> _Assignment_
Reproduce the entries below in full and without error.

> _Exercise input_
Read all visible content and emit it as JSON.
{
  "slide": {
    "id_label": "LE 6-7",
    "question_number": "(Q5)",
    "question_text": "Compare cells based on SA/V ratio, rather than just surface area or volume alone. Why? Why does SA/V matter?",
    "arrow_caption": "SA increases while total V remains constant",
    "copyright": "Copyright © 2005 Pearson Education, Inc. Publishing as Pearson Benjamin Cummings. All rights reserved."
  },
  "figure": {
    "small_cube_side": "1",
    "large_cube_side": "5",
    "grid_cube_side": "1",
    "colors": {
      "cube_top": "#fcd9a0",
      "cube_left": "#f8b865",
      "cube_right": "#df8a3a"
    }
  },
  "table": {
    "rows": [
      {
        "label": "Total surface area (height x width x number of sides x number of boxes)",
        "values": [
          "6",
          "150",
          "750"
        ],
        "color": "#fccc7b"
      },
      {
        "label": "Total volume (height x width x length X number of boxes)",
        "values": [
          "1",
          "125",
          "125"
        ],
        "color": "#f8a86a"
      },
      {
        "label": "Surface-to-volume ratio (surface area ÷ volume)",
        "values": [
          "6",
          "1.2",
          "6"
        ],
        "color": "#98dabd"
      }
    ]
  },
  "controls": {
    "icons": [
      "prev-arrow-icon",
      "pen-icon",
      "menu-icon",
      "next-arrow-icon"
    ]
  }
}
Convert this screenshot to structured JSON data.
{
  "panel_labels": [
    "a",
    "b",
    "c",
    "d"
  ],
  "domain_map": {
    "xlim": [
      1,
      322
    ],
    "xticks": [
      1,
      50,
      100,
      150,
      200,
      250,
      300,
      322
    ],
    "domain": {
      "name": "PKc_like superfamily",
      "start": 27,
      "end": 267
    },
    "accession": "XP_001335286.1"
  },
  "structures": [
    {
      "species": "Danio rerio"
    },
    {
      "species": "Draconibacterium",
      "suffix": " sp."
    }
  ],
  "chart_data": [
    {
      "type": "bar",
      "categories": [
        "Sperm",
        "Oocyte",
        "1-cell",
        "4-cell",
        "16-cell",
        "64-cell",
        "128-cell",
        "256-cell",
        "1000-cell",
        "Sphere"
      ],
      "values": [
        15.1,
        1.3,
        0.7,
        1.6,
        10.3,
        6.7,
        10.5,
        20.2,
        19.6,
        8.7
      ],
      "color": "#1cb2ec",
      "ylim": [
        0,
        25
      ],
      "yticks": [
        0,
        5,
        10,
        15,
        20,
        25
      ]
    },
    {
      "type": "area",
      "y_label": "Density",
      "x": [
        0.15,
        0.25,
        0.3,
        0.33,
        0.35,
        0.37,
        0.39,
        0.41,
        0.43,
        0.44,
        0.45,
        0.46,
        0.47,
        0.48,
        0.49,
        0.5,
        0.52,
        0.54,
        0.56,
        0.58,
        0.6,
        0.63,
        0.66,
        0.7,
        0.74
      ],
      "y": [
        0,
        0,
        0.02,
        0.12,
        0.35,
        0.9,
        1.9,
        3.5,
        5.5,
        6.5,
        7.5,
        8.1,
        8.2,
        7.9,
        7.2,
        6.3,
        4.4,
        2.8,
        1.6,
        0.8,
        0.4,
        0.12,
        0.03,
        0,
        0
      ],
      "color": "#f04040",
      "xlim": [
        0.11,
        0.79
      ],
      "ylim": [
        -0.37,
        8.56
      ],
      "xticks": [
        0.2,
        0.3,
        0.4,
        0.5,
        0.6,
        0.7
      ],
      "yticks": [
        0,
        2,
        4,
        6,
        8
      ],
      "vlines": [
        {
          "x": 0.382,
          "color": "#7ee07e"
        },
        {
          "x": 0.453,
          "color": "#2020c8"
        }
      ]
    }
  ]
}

> _Output below_
Read all visible content and emit it as JSON.
{
  "slide": {
    "id_label": "LE 6-7",
    "question_number": "(Q5)",
    "question_text": "Compare cells based on SA/V ratio, rather than just surface area or volume alone. Why? Why does SA/V matter?",
    "arrow_caption": "SA increases while total V remains constant",
    "copyright": "Copyright © 2005 Pearson Education, Inc. Publishing as Pearson Benjamin Cummings. All rights reserved."
  },
  "figure": {
    "small_cube_side": "1",
    "large_cube_side": "5",
    "grid_cube_side": "1",
    "colors": {
      "cube_top": "#fcd9a0",
      "cube_left": "#f8b865",
      "cube_right": "#df8a3a"
    }
  },
  "table": {
    "rows": [
      {
        "label": "Total surface area (height x width x number of sides x number of boxes)",
        "values": [
          "6",
          "150",
          "750"
        ],
        "color": "#fccc7b"
      },
      {
        "label": "Total volume (height x width x length X number of boxes)",
        "values": [
          "1",
          "125",
          "125"
        ],
        "color": "#f8a86a"
      },
      {
        "label": "Surface-to-volume ratio (surface area ÷ volume)",
        "values": [
          "6",
          "1.2",
          "6"
        ],
        "color": "#98dabd"
      }
    ]
  },
  "controls": {
    "icons": [
      "prev-arrow-icon",
      "pen-icon",
      "menu-icon",
      "next-arrow-icon"
    ]
  }
}
Convert this screenshot to structured JSON data.
{
  "panel_labels": [
    "a",
    "b",
    "c",
    "d"
  ],
  "domain_map": {
    "xlim": [
      1,
      322
    ],
    "xticks": [
      1,
      50,
      100,
      150,
      200,
      250,
      300,
      322
    ],
    "domain": {
      "name": "PKc_like superfamily",
      "start": 27,
      "end": 267
    },
    "accession": "XP_001335286.1"
  },
  "structures": [
    {
      "species": "Danio rerio"
    },
    {
      "species": "Draconibacterium",
      "suffix": " sp."
    }
  ],
  "chart_data": [
    {
      "type": "bar",
      "categories": [
        "Sperm",
        "Oocyte",
        "1-cell",
        "4-cell",
        "16-cell",
        "64-cell",
        "128-cell",
        "256-cell",
        "1000-cell",
        "Sphere"
      ],
      "values": [
        15.1,
        1.3,
        0.7,
        1.6,
        10.3,
        6.7,
        10.5,
        20.2,
        19.6,
        8.7
      ],
      "color": "#1cb2ec",
      "ylim": [
        0,
        25
      ],
      "yticks": [
        0,
        5,
        10,
        15,
        20,
        25
      ]
    },
    {
      "type": "area",
      "y_label": "Density",
      "x": [
        0.15,
        0.25,
        0.3,
        0.33,
        0.35,
        0.37,
        0.39,
        0.41,
        0.43,
        0.44,
        0.45,
        0.46,
        0.47,
        0.48,
        0.49,
        0.5,
        0.52,
        0.54,
        0.56,
        0.58,
        0.6,
        0.63,
        0.66,
        0.7,
        0.74
      ],
      "y": [
        0,
        0,
        0.02,
        0.12,
        0.35,
        0.9,
        1.9,
        3.5,
        5.5,
        6.5,
        7.5,
        8.1,
        8.2,
        7.9,
        7.2,
        6.3,
        4.4,
        2.8,
        1.6,
        0.8,
        0.4,
        0.12,
        0.03,
        0,
        0
      ],
      "color": "#f04040",
      "xlim": [
        0.11,
        0.79
      ],
      "ylim": [
        -0.37,
        8.56
      ],
      "xticks": [
        0.2,
        0.3,
        0.4,
        0.5,
        0.6,
        0.7
      ],
      "yticks": [
        0,
        2,
        4,
        6,
        8
      ],
      "vlines": [
        {
          "x": 0.382,
          "color": "#7ee07e"
        },
        {
          "x": 0.453,
          "color": "#2020c8"
        }
      ]
    }
  ]
}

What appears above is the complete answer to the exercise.